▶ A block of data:
# # # #

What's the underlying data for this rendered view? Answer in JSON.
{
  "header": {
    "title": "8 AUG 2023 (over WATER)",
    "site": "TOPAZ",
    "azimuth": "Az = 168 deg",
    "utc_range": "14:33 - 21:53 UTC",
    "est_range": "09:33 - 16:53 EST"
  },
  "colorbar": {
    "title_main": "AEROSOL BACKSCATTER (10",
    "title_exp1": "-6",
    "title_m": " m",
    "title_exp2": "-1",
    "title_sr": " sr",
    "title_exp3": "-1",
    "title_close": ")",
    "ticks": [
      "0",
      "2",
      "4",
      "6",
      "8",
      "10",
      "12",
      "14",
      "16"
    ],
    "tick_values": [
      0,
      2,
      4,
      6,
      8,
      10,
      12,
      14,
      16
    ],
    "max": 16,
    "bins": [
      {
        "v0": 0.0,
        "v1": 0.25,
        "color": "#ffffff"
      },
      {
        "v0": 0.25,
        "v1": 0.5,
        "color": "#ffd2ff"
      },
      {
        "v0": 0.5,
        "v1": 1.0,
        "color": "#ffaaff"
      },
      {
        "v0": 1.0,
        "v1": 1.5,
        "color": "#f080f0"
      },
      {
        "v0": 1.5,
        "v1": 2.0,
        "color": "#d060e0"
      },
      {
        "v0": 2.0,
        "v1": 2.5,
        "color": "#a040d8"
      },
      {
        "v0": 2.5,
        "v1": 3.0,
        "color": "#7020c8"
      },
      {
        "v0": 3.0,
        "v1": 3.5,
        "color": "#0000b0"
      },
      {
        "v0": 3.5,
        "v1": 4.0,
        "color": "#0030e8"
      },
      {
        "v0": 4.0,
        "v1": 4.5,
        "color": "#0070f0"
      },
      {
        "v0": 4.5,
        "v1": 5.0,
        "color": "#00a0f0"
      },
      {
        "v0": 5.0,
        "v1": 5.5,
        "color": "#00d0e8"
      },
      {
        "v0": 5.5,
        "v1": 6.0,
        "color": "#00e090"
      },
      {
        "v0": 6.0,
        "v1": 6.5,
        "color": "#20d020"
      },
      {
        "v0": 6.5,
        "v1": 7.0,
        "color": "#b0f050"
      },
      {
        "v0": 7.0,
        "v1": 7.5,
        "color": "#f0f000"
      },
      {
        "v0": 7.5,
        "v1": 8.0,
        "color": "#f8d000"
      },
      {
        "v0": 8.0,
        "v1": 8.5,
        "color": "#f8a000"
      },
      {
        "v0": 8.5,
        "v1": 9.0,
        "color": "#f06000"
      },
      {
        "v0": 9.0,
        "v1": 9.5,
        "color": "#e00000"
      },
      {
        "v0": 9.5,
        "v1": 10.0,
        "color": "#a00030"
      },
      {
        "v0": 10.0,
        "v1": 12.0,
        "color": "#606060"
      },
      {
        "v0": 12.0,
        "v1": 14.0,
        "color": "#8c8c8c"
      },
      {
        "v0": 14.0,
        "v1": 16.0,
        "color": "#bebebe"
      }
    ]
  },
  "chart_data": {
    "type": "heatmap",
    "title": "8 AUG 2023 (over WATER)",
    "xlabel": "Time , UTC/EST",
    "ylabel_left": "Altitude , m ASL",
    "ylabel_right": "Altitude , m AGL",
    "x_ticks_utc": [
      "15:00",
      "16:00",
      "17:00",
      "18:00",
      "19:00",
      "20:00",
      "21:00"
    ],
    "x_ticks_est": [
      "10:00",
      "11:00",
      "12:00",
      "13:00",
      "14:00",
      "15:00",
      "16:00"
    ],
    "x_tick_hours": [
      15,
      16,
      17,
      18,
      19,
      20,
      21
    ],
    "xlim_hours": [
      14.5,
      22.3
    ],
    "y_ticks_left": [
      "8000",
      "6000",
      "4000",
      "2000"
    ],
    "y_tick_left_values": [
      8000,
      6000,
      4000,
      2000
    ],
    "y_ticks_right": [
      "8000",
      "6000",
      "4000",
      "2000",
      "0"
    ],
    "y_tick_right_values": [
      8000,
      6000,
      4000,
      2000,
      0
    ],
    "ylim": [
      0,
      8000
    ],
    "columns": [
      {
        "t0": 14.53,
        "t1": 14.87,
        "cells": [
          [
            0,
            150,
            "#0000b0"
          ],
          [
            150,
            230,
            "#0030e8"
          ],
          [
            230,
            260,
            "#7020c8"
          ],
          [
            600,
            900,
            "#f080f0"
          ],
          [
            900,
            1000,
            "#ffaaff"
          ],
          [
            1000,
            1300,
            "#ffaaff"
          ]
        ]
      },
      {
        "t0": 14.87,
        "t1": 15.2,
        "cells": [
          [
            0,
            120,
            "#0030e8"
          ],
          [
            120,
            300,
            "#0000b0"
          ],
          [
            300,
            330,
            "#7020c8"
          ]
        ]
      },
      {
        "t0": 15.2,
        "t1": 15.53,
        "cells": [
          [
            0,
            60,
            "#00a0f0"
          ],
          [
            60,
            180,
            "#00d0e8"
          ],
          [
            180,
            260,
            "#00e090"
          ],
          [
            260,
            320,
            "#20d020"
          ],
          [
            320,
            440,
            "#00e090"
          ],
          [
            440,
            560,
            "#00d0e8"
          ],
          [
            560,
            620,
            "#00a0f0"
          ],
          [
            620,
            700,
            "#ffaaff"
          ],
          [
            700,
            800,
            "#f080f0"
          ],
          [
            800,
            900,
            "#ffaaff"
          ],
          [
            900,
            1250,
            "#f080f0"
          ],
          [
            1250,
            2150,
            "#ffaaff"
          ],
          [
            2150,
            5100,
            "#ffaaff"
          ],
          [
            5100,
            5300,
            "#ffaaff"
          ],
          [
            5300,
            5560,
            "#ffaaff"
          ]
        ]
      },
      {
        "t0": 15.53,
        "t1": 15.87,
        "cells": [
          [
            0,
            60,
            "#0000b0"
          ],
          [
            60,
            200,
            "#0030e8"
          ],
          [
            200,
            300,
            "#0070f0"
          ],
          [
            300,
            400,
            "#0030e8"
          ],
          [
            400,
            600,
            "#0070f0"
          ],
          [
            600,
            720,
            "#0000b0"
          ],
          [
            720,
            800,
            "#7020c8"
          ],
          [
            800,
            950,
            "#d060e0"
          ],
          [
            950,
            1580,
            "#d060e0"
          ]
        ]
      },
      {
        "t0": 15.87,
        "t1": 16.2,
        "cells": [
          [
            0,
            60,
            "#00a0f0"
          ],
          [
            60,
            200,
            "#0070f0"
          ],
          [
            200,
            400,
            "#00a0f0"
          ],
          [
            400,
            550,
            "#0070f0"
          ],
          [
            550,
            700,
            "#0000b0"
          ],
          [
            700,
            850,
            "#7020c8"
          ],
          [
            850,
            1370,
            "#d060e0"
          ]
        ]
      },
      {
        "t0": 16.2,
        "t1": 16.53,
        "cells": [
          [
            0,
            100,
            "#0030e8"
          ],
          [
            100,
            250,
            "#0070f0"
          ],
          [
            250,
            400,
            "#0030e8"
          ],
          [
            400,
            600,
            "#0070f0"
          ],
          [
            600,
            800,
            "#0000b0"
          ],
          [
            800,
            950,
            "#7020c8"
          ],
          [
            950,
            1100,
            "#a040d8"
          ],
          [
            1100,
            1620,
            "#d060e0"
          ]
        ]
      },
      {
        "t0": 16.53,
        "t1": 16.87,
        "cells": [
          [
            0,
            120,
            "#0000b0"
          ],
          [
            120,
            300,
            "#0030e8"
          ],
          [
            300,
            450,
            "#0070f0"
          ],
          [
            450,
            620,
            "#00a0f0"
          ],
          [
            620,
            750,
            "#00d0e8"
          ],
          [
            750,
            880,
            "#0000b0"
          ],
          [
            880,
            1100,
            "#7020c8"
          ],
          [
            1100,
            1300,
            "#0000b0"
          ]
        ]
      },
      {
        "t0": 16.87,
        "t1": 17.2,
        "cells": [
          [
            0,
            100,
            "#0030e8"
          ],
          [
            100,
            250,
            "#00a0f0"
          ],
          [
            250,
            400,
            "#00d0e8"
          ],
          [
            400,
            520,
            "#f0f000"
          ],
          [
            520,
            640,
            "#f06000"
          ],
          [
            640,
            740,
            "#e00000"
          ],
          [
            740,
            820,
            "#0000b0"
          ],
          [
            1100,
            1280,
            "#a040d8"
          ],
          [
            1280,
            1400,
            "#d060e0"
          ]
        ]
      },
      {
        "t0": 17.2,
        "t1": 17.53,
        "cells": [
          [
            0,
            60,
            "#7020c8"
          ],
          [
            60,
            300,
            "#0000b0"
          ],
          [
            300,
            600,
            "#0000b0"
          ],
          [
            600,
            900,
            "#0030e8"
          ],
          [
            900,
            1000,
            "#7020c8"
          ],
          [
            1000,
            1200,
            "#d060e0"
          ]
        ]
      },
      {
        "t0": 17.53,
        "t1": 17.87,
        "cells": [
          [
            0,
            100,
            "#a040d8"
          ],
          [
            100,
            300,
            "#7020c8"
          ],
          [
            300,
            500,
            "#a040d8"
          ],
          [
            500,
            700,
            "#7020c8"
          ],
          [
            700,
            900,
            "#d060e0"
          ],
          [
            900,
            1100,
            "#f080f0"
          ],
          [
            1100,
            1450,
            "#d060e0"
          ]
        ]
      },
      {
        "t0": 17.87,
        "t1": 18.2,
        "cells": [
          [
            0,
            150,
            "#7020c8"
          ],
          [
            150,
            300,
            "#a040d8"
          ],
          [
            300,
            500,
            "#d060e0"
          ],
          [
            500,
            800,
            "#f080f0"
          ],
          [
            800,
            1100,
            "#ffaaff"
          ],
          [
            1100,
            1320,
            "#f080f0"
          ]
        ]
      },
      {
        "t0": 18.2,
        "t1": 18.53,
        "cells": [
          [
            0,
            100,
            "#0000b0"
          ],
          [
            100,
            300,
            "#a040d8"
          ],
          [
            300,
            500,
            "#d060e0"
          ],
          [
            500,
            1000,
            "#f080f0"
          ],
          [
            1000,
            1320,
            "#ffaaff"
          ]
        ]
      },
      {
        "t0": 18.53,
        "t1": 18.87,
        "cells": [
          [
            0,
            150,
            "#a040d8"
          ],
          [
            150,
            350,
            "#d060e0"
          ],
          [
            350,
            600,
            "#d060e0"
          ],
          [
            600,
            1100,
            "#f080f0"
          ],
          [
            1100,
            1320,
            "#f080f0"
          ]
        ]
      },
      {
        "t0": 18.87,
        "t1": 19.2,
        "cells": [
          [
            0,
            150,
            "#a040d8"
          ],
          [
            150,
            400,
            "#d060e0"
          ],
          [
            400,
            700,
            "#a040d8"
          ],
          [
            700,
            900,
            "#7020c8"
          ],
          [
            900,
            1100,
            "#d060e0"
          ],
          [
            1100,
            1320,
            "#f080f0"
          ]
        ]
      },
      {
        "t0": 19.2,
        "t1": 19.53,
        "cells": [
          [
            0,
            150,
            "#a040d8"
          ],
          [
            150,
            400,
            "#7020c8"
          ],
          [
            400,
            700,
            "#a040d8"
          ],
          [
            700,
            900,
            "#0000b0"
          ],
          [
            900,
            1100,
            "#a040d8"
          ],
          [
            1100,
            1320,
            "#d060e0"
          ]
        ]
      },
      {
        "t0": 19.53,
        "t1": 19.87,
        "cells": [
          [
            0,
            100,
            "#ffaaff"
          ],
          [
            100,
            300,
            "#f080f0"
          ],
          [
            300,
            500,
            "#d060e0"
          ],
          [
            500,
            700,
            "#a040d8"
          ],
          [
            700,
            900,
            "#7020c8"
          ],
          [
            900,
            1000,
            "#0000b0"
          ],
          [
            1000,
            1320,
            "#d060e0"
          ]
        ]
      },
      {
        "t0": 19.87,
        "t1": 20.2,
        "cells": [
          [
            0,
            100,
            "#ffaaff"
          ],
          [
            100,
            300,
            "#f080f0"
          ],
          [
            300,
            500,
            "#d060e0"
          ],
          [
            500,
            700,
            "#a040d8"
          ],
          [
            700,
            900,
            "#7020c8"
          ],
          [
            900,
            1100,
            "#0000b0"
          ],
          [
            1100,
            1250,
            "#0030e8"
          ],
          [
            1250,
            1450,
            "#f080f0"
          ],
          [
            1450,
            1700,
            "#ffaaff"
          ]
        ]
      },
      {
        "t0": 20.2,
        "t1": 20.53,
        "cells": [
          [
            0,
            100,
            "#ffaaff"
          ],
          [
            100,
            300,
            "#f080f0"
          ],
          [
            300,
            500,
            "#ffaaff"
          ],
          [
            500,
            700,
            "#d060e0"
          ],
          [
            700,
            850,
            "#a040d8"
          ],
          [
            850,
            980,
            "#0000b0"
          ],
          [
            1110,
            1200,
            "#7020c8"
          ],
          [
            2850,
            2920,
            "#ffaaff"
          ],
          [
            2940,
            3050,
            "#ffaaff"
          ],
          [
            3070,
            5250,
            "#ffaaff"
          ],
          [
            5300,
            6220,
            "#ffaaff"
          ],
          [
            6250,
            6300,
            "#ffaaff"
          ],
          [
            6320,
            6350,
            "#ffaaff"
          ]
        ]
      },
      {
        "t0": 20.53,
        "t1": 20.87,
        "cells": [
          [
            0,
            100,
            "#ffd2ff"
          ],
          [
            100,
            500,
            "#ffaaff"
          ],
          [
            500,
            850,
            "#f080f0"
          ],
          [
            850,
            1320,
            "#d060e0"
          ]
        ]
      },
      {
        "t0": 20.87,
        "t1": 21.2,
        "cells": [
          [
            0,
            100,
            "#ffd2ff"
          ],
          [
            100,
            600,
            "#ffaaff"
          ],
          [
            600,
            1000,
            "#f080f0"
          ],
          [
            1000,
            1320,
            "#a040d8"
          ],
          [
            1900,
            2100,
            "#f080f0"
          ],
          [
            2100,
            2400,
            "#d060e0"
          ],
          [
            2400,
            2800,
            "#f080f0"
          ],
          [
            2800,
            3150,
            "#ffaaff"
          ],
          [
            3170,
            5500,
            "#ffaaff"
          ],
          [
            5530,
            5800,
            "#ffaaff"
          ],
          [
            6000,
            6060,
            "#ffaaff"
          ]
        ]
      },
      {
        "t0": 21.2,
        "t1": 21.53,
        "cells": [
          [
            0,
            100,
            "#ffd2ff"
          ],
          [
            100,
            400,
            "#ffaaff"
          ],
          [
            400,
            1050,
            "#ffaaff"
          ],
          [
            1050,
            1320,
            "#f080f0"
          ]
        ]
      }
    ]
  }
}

# # # #

▶ Prompt: Find the lines that include the string "Altitude", then copy each of them.

▶ Solution for this exercise:
    "ylabel_left": "Altitude , m ASL",
    "ylabel_right": "Altitude , m AGL",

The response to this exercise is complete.